# Rod holder cleat combo



## Copahee Hound (Dec 21, 2017)

Looks to be very clever ingenuity, but $100? I may just be too frugal


----------



## DuckNut (Apr 3, 2009)

Don't see why not. Just might pull a bit on the rod handle but nothing it couldn't handle.


----------



## firecat1981 (Nov 27, 2007)

I found them as cheap as $80. If you consider it would combine a $50 SS rod holder, and $35 flip up cleat I was gonna use, it's not to bad.


----------



## EsteroS (Aug 27, 2018)

I put one on the front, use it every time I fish, it's great for stashing the rod while grabbing a beer from cooler. They're very heavy duty


----------



## firecat1981 (Nov 27, 2007)

EsteroS said:


> I put one on the front, use it every time I fish, it's great for stashing the rod while grabbing a beer from cooler. They're very heavy duty


Awesome. Can you still put a rod in it if you are using it as a cleat?


----------



## EsteroS (Aug 27, 2018)

Yep, as long as it's not super thick rope


----------



## firecat1981 (Nov 27, 2007)

__Provided records__
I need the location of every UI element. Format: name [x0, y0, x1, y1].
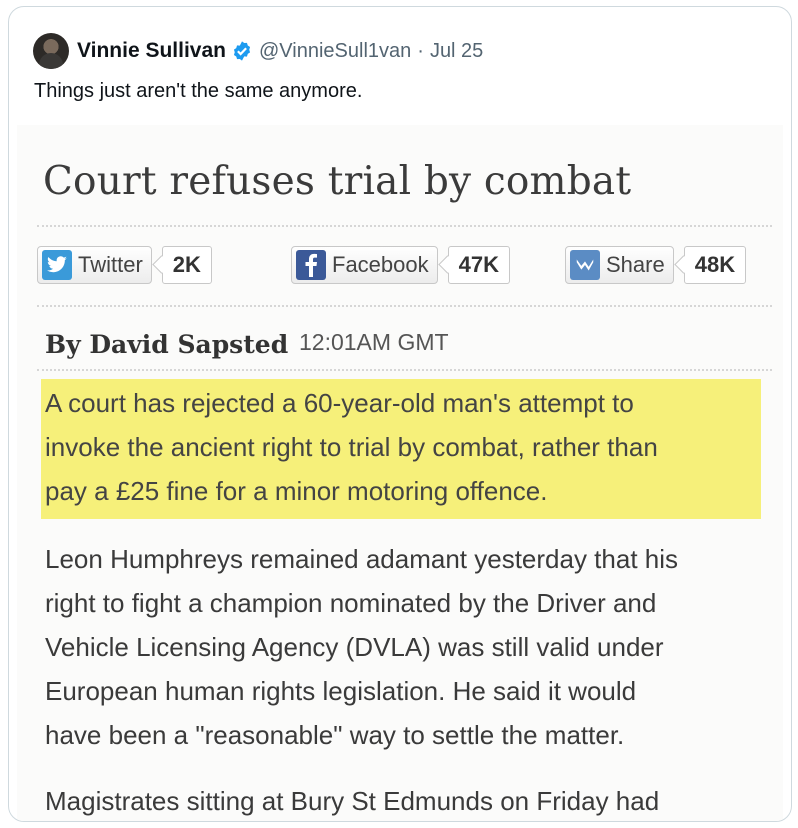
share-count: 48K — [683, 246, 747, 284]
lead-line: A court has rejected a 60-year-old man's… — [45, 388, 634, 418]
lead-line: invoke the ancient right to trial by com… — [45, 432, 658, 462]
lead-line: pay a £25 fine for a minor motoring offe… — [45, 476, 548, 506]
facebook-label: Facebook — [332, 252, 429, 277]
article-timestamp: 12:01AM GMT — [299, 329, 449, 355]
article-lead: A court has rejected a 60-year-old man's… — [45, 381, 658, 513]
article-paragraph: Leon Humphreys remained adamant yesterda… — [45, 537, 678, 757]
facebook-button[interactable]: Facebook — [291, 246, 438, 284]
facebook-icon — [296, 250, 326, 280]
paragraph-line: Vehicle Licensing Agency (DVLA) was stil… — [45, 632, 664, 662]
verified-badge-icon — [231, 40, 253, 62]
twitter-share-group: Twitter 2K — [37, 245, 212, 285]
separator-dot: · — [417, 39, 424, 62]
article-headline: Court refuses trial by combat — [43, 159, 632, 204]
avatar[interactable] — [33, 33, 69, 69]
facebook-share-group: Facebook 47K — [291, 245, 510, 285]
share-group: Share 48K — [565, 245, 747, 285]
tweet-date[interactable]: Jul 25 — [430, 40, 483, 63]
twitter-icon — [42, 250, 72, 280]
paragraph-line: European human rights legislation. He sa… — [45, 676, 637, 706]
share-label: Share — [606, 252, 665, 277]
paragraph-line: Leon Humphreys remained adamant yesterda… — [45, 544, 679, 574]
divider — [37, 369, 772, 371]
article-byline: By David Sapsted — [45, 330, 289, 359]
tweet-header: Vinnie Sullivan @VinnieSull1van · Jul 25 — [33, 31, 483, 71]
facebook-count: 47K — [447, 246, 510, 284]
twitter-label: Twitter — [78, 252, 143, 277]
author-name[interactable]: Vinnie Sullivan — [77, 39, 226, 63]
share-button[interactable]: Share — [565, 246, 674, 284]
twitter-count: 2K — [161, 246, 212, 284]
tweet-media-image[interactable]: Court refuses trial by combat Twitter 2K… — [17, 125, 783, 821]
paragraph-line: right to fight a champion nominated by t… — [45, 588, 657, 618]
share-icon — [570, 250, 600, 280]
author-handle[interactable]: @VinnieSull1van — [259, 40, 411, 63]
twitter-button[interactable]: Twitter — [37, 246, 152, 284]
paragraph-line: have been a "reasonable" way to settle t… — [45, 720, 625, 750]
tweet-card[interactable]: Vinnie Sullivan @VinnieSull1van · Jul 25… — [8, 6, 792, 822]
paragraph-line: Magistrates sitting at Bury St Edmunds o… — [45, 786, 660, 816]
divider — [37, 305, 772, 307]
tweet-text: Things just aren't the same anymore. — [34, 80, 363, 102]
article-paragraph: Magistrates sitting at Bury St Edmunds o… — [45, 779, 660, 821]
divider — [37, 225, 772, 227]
--
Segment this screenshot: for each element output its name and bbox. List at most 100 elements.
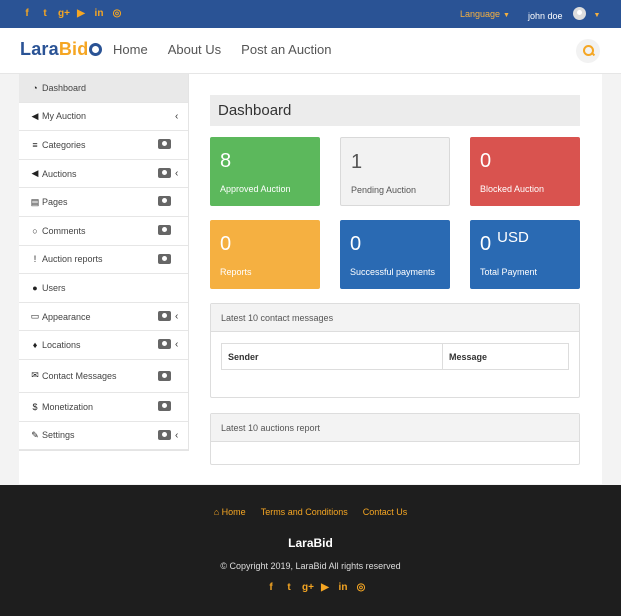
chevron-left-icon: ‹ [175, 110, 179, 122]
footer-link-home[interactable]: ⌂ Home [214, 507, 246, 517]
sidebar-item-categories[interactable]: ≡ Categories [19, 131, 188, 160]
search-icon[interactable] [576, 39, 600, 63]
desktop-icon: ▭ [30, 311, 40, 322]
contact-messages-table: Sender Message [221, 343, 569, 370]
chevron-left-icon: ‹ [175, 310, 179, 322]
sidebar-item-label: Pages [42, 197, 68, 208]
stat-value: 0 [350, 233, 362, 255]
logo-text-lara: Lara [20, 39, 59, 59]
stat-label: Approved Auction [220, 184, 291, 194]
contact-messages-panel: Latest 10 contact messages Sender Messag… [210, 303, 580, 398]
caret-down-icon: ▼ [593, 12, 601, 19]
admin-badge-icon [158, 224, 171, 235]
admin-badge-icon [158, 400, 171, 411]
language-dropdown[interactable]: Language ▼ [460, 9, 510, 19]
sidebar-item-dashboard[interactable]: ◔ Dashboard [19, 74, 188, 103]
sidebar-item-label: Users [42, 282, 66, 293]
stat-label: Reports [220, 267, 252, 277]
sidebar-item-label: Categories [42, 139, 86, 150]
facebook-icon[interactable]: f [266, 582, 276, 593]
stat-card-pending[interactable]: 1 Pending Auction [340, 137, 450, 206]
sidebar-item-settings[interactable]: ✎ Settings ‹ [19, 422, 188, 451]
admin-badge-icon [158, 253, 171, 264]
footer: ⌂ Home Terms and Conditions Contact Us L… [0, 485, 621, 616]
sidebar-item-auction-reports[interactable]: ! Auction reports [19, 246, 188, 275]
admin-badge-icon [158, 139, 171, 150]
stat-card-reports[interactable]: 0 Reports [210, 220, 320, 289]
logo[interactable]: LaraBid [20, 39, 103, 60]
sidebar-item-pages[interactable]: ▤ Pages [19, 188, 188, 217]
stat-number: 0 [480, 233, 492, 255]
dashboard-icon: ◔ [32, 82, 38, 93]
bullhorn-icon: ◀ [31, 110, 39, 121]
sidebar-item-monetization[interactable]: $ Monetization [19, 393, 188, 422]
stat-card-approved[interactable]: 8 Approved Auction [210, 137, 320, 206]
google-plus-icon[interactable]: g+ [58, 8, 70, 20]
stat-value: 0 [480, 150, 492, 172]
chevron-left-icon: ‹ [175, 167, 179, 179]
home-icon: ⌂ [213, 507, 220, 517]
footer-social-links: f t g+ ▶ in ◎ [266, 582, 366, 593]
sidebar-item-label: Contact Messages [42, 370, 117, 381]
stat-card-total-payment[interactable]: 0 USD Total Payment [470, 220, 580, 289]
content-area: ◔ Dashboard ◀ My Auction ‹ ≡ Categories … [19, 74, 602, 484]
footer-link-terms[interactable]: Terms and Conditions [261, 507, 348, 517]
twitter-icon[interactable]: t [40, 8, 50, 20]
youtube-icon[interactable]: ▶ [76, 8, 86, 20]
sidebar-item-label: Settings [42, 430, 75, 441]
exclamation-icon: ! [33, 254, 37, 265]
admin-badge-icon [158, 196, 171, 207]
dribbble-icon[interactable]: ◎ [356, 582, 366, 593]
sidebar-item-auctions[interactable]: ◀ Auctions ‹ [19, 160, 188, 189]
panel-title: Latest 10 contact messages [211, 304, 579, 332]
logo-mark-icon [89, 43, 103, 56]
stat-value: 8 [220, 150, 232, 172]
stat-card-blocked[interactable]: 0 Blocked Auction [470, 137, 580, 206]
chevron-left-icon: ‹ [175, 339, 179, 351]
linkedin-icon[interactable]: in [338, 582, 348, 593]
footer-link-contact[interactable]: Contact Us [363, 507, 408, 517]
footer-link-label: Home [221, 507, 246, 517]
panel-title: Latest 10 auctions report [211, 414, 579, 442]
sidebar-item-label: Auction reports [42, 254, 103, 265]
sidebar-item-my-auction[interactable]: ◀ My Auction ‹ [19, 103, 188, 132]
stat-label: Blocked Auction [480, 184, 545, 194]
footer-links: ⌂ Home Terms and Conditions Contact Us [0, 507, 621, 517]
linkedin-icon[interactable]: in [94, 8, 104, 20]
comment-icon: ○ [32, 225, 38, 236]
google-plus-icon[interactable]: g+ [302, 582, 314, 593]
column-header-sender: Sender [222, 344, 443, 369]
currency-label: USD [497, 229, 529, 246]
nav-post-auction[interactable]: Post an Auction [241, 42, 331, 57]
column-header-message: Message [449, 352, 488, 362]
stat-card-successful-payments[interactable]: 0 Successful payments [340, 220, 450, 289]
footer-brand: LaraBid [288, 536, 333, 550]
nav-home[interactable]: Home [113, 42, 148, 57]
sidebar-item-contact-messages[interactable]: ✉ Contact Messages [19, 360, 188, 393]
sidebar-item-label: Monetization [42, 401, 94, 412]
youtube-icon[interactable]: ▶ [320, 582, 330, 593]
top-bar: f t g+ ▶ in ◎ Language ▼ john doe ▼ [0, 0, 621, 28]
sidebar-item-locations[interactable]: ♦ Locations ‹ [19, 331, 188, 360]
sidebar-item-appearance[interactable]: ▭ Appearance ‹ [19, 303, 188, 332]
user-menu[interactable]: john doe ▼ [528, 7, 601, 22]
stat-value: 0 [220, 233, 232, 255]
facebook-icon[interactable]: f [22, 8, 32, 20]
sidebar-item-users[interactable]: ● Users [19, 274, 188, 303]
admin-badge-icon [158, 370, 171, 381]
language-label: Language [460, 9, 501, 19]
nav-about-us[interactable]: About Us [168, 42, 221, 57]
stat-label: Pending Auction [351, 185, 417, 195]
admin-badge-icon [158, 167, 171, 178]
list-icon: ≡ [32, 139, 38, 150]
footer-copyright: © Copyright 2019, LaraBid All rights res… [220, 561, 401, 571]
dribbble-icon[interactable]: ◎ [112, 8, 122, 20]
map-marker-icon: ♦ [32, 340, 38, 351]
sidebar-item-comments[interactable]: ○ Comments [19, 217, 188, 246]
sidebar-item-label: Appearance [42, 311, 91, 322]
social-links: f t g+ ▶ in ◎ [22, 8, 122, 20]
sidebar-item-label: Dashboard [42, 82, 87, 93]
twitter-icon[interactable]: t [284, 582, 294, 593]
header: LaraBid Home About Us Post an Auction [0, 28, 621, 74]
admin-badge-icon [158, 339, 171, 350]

__What you will do__
#1 In the records, reproduce verbatim the lines starting at the one containing "chevron-left-icon: ‹ [175, 110, 179, 122]" and ending at the one containing "desktop-icon: ▭ [30, 311, 40, 322]".
#2 Continue the forum thread about the rod holder cleat combo from its final line.
The forum thread and the records bear no relation to each other.

__Answers provided__
#1
chevron-left-icon: ‹ [175, 110, 179, 122]
footer-link-home[interactable]: ⌂ Home [214, 507, 246, 517]
sidebar-item-categories[interactable]: ≡ Categories [19, 131, 188, 160]
search-icon[interactable] [576, 39, 600, 63]
desktop-icon: ▭ [30, 311, 40, 322]

#2
10-4. I think I'll order 2 for the back cleats. And then 2 flip up cleats for the front.


----------



## Smackdaddy53 (Dec 31, 2012)

firecat1981 said:


> 10-4. I think I'll order 2 for the back cleats. And then 2 flip up cleats for the front.


I kind of want one for the bow cleat front and center of the casting platform...


----------



## BadfishBud (Sep 8, 2019)

Cool idea for bow cleat


----------



## Smackdaddy53 (Dec 31, 2012)

EsteroS said:


> I put one on the front, use it every time I fish, it's great for stashing the rod while grabbing a beer from cooler. They're very heavy duty


Estero, is there a cap on the bottom with a way to plumb a drain tube so water doesn’t get in the hull?


----------



## EsteroS (Aug 27, 2018)

Yeah, it comes with the drain tube fitting, so then just run your drain tube off of it


----------



## EsteroS (Aug 27, 2018)

Here's where we ran the drain tube for the bow cleat


----------



## DuckNut (Apr 3, 2009)

EsteroS said:


> Yep, as long as it's not super thick rope


Could you splice in an eye in the line, create a loop, drop it over the entire cleat and put your rod in it?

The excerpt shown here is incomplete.